> WHAT THIS TASK INVOLVES: Skip every image and restate the data word for word.

> DATASET RECORDS:

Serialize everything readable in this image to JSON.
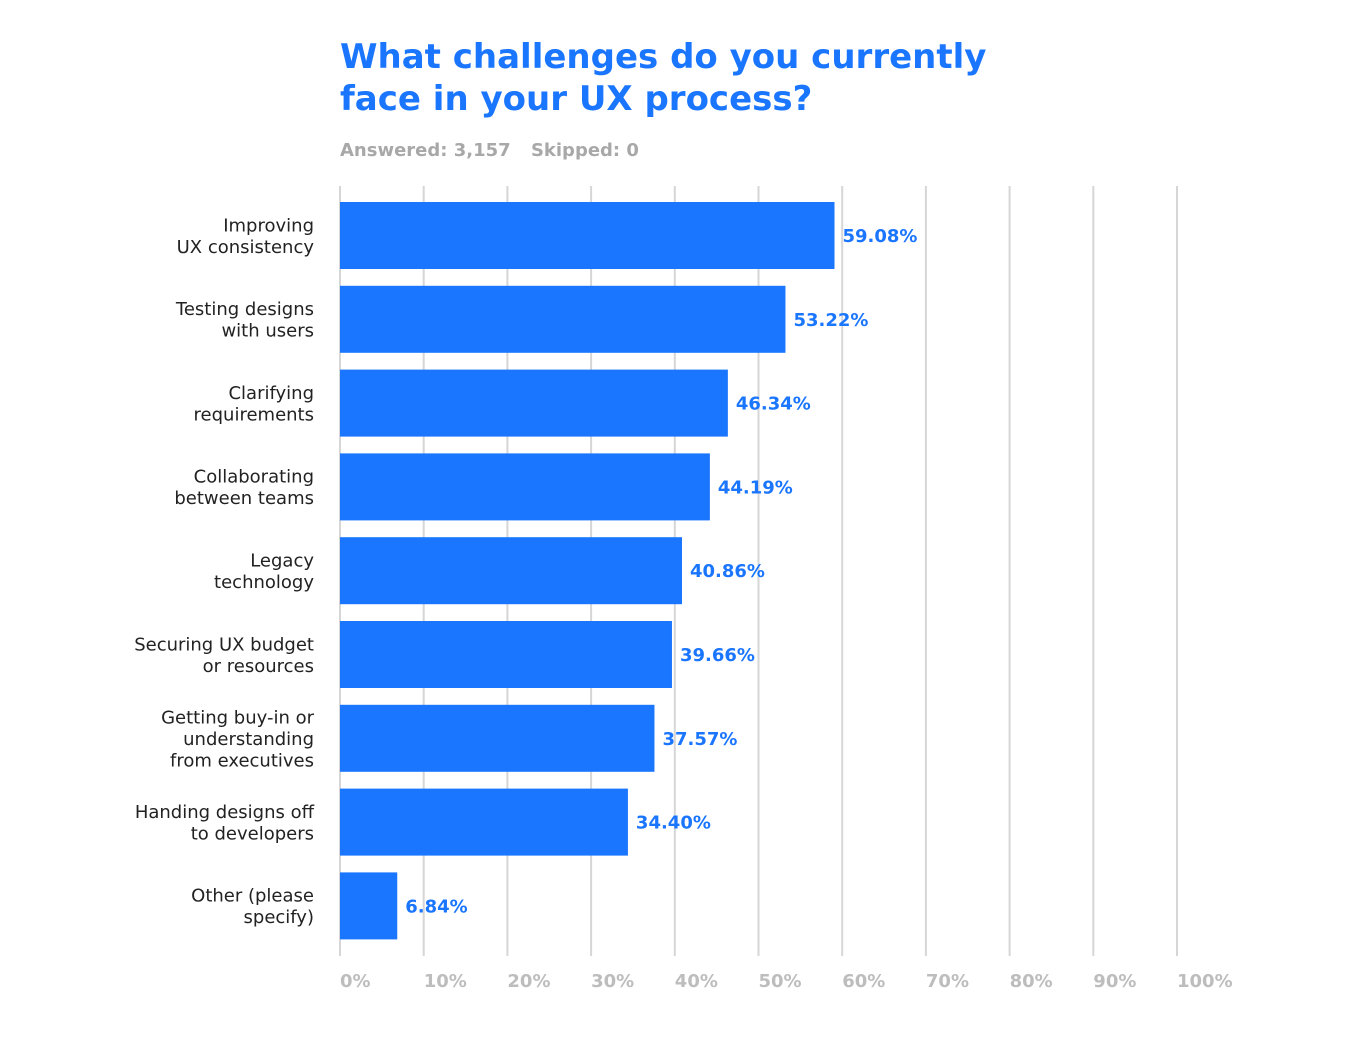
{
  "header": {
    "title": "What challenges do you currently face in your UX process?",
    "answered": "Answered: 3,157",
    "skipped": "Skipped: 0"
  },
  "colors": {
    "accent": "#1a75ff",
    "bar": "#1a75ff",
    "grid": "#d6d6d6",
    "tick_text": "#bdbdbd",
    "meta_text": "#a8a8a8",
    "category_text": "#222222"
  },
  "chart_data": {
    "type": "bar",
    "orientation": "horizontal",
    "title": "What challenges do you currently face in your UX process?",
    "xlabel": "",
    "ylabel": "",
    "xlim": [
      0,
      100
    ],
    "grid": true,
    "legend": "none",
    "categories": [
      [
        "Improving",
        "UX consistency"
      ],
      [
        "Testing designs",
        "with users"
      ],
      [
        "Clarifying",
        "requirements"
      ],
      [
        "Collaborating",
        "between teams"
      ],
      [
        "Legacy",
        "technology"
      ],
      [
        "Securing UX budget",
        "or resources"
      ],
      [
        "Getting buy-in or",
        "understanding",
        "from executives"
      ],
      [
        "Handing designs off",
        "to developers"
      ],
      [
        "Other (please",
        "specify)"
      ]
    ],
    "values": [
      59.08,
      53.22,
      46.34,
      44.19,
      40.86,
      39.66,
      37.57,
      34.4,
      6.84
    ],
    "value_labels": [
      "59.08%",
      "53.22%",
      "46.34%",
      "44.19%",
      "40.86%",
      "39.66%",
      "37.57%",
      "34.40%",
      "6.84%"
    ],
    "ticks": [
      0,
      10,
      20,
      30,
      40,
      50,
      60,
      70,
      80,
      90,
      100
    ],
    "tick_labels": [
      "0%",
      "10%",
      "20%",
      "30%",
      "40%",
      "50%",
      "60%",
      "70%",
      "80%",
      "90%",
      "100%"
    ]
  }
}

> SOLUTION FOR THIS EXERCISE:
Serialize everything readable in this image to JSON.
{
  "header": {
    "title": "What challenges do you currently face in your UX process?",
    "answered": "Answered: 3,157",
    "skipped": "Skipped: 0"
  },
  "colors": {
    "accent": "#1a75ff",
    "bar": "#1a75ff",
    "grid": "#d6d6d6",
    "tick_text": "#bdbdbd",
    "meta_text": "#a8a8a8",
    "category_text": "#222222"
  },
  "chart_data": {
    "type": "bar",
    "orientation": "horizontal",
    "title": "What challenges do you currently face in your UX process?",
    "xlabel": "",
    "ylabel": "",
    "xlim": [
      0,
      100
    ],
    "grid": true,
    "legend": "none",
    "categories": [
      [
        "Improving",
        "UX consistency"
      ],
      [
        "Testing designs",
        "with users"
      ],
      [
        "Clarifying",
        "requirements"
      ],
      [
        "Collaborating",
        "between teams"
      ],
      [
        "Legacy",
        "technology"
      ],
      [
        "Securing UX budget",
        "or resources"
      ],
      [
        "Getting buy-in or",
        "understanding",
        "from executives"
      ],
      [
        "Handing designs off",
        "to developers"
      ],
      [
        "Other (please",
        "specify)"
      ]
    ],
    "values": [
      59.08,
      53.22,
      46.34,
      44.19,
      40.86,
      39.66,
      37.57,
      34.4,
      6.84
    ],
    "value_labels": [
      "59.08%",
      "53.22%",
      "46.34%",
      "44.19%",
      "40.86%",
      "39.66%",
      "37.57%",
      "34.40%",
      "6.84%"
    ],
    "ticks": [
      0,
      10,
      20,
      30,
      40,
      50,
      60,
      70,
      80,
      90,
      100
    ],
    "tick_labels": [
      "0%",
      "10%",
      "20%",
      "30%",
      "40%",
      "50%",
      "60%",
      "70%",
      "80%",
      "90%",
      "100%"
    ]
  }
}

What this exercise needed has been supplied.